[start Records for processing]

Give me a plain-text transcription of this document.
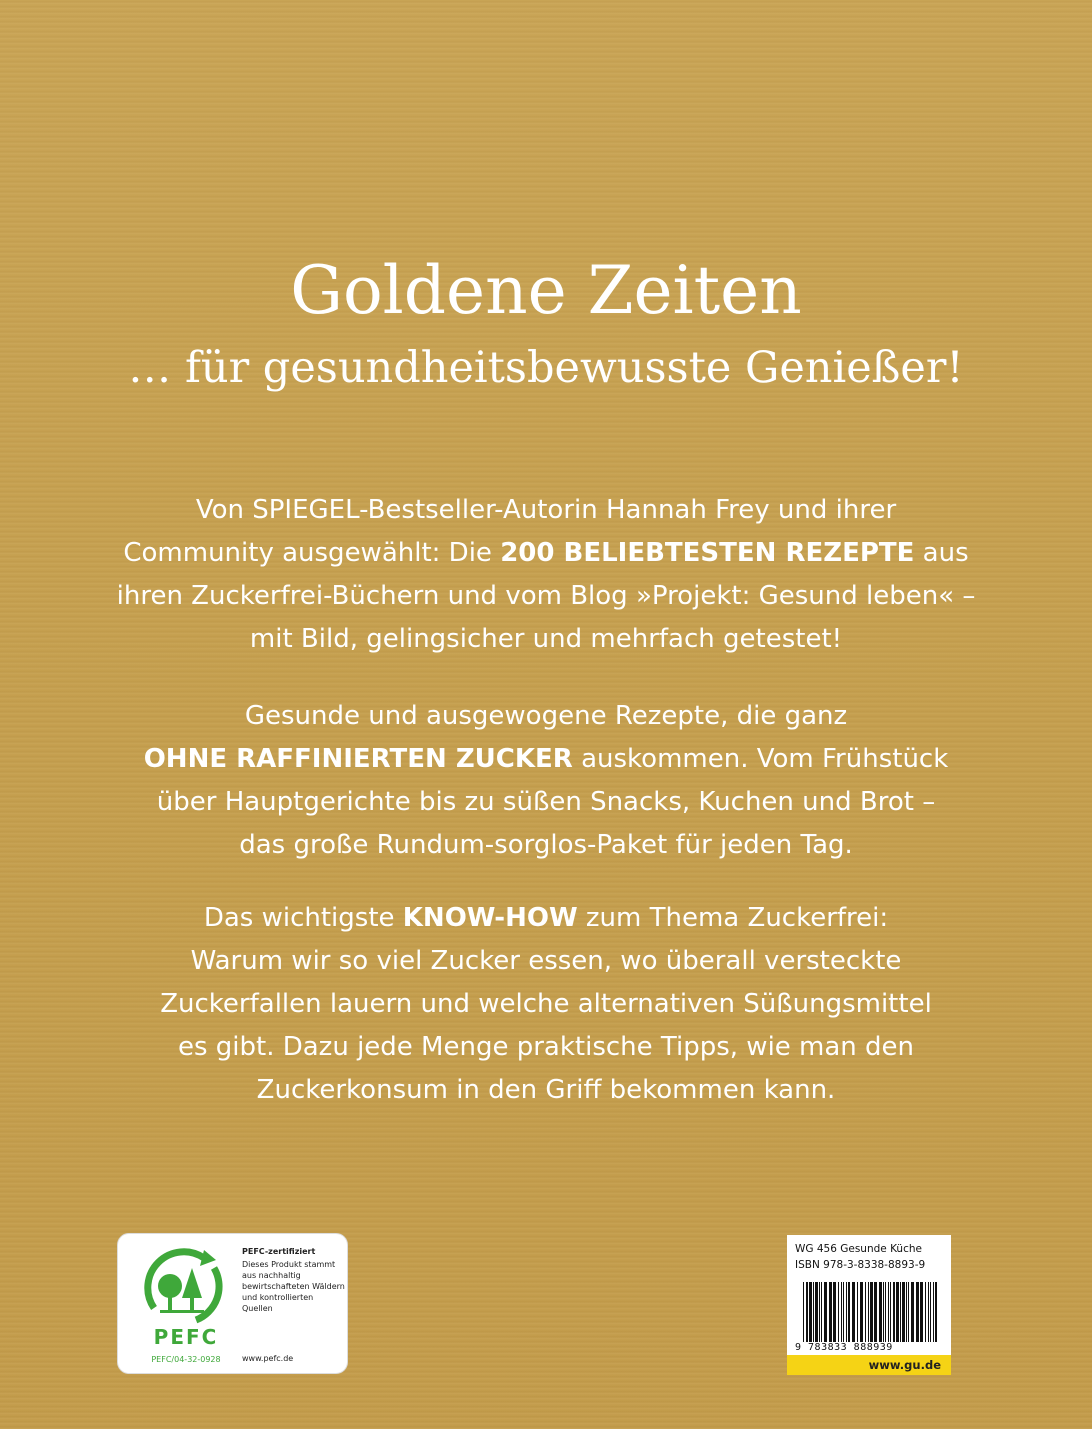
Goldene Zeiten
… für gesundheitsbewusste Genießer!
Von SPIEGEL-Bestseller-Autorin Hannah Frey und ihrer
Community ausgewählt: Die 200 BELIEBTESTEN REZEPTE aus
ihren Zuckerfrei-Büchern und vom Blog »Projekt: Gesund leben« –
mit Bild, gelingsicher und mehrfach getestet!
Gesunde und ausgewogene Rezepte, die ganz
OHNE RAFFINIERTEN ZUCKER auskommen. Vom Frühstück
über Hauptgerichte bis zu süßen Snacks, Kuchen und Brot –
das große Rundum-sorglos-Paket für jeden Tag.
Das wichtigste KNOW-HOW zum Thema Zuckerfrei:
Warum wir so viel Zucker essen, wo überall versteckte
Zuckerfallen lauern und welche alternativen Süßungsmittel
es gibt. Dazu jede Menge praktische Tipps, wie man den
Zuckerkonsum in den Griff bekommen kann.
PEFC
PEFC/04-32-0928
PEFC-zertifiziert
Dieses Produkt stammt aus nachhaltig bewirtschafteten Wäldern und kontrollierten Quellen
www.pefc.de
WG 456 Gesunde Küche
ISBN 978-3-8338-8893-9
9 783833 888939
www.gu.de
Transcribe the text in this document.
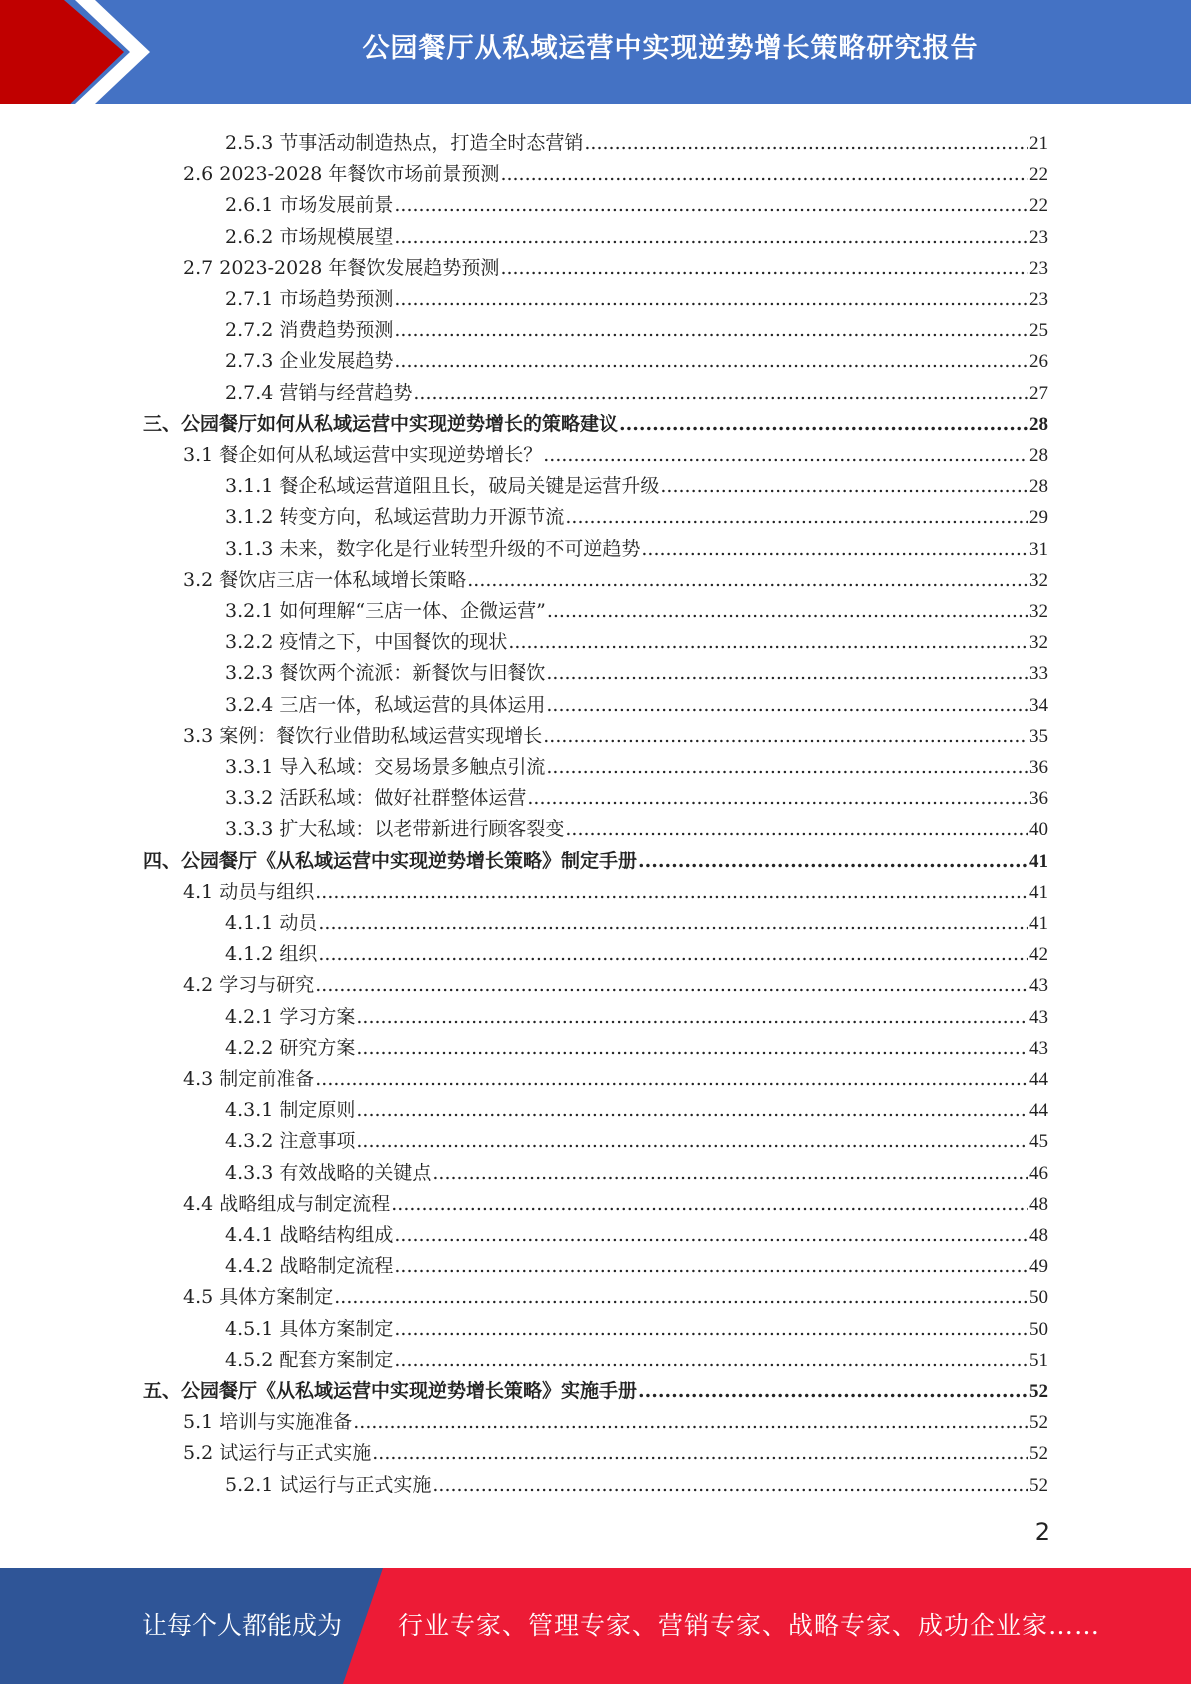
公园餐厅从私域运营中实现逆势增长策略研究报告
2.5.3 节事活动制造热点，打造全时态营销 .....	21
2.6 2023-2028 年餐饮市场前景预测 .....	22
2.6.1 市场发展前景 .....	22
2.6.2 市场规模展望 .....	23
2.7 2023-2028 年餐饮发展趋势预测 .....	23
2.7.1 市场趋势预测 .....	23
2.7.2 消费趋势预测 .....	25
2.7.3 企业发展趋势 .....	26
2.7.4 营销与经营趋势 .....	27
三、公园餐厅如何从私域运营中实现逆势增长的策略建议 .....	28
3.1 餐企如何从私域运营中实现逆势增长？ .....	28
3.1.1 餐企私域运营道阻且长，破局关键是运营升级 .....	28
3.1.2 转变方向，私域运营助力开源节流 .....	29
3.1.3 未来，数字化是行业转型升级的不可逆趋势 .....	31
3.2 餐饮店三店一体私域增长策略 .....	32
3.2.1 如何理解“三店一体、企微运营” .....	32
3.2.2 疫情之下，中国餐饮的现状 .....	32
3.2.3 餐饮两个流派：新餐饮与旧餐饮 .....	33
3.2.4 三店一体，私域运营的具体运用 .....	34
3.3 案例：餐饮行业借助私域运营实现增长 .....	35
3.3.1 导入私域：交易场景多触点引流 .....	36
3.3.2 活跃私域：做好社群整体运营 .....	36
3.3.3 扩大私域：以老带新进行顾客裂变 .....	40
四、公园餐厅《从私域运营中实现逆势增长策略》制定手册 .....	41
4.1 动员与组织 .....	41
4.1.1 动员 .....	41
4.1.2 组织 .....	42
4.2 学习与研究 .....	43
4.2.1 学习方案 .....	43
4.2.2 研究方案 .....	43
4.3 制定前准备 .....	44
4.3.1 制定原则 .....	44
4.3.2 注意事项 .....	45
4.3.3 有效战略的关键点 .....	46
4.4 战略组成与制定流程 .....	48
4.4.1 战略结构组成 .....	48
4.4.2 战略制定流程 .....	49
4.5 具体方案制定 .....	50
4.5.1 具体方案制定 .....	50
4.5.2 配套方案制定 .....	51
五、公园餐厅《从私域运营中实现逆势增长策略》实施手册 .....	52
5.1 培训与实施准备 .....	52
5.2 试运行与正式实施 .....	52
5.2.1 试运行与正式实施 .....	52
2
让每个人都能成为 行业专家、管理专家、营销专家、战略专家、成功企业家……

[end Records for processing]
[start Records for processing]

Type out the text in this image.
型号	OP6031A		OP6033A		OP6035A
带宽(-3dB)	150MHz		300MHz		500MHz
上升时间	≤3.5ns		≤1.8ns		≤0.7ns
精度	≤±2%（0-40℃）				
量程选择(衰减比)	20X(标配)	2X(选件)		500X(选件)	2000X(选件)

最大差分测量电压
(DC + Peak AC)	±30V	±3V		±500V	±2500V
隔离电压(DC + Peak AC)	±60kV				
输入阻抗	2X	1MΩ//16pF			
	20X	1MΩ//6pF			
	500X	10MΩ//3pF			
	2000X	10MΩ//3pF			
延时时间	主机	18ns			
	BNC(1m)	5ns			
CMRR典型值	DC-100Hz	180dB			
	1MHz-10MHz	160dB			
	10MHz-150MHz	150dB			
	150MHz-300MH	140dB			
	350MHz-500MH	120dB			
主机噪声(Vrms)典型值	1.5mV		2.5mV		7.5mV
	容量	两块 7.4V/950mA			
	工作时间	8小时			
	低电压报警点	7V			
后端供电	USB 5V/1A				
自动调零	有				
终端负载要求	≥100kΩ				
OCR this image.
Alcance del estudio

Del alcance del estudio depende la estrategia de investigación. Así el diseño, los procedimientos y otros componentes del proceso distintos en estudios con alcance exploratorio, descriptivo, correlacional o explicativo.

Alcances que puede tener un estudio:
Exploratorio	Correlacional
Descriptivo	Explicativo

[end Records for processing]

## Exercise:
Where a line of the records above holds the word "Zuckerfrei", copy that line.

## The completed task:
ihren Zuckerfrei-Büchern und vom Blog »Projekt: Gesund leben« –
Das wichtigste KNOW-HOW zum Thema Zuckerfrei:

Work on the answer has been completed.